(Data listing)
-.-.-
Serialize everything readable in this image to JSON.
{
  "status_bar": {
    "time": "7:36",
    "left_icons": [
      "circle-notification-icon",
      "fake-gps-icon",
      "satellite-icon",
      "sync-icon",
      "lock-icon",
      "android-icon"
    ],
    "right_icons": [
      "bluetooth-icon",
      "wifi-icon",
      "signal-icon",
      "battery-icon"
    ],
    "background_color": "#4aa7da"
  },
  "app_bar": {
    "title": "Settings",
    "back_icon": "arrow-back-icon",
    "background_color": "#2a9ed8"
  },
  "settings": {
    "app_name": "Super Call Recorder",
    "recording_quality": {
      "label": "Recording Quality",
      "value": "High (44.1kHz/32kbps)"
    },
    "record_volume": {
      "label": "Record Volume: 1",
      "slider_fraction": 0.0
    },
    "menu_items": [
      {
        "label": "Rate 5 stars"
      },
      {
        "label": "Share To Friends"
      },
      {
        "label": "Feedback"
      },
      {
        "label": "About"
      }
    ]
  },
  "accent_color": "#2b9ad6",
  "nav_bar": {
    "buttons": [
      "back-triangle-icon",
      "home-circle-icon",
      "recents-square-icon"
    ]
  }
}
-.-.-
• _Exercise instructions_:
State the number of lines in the records that include "label", and write nothing else.

• _Task answer_:
6